◆ **STATED PROBLEM**:
Omit all pictures. Copy the rest of the material exactly.

= = = = = = =

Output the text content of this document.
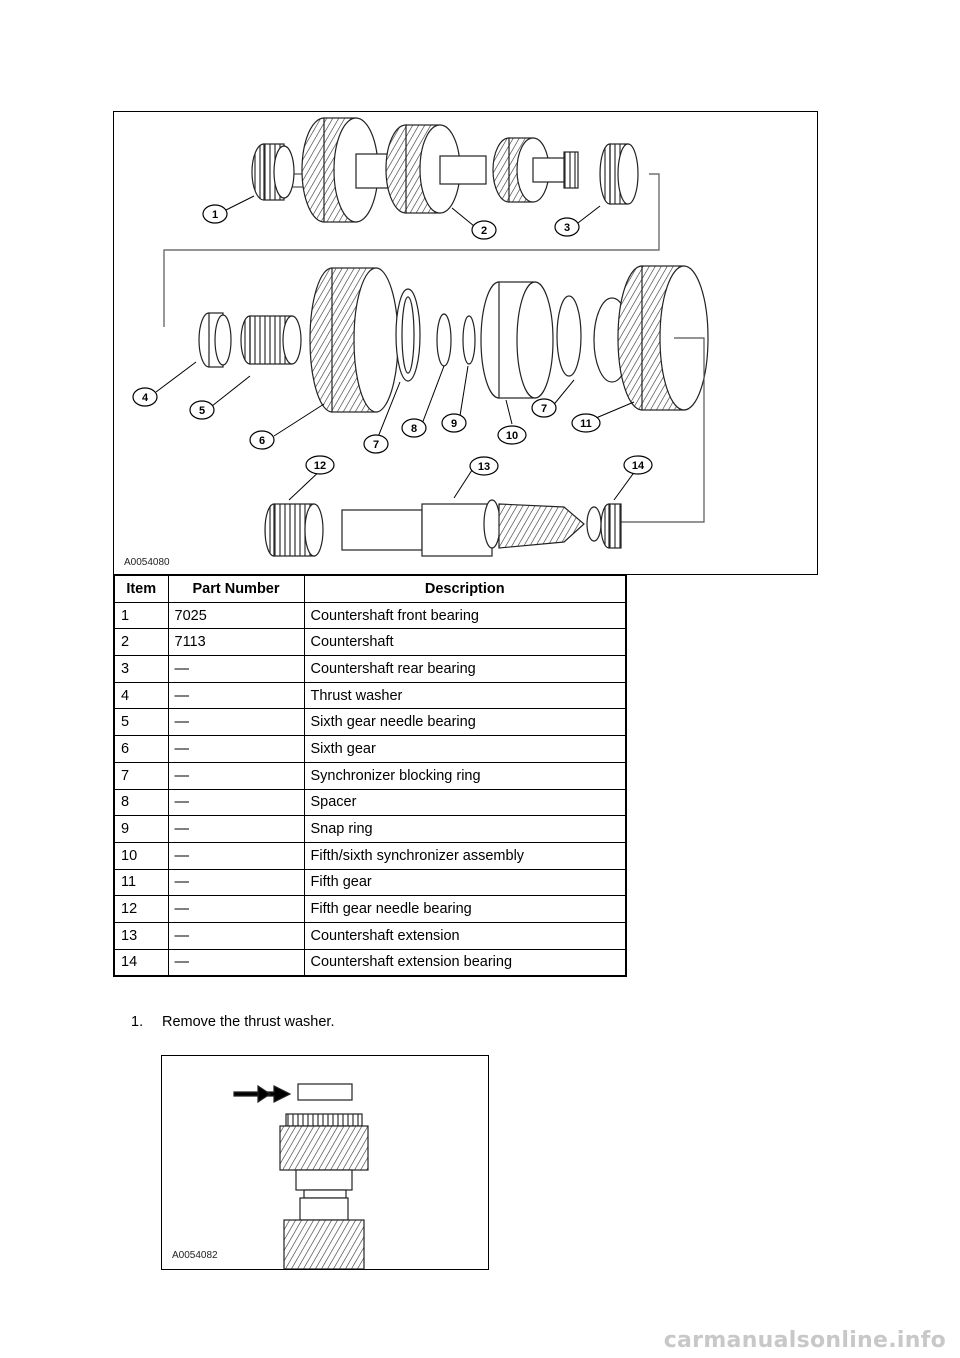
1
2	3
4
5
6	7
8	9
10
7
11
12	13	14
A0054080
Item	Part Number	Description
1	7025	Countershaft front bearing
2	7113	Countershaft
3	—	Countershaft rear bearing
4	—	Thrust washer
5	—	Sixth gear needle bearing
6	—	Sixth gear
7	—	Synchronizer blocking ring
8	—	Spacer
9	—	Snap ring
10	—	Fifth/sixth synchronizer assembly
11	—	Fifth gear
12	—	Fifth gear needle bearing
13	—	Countershaft extension
14	—	Countershaft extension bearing
1. Remove the thrust washer.
A0054082
carmanualsonline.info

= = = = = = =

◆ **PROBLEM SOLUTION**:
Output the text content of this document.
1
2	3
4
5
6	7
8	9
10
7
11
12	13	14
A0054080
Item	Part Number	Description
1	7025	Countershaft front bearing
2	7113	Countershaft
3	—	Countershaft rear bearing
4	—	Thrust washer
5	—	Sixth gear needle bearing
6	—	Sixth gear
7	—	Synchronizer blocking ring
8	—	Spacer
9	—	Snap ring
10	—	Fifth/sixth synchronizer assembly
11	—	Fifth gear
12	—	Fifth gear needle bearing
13	—	Countershaft extension
14	—	Countershaft extension bearing
1. Remove the thrust washer.
A0054082
carmanualsonline.info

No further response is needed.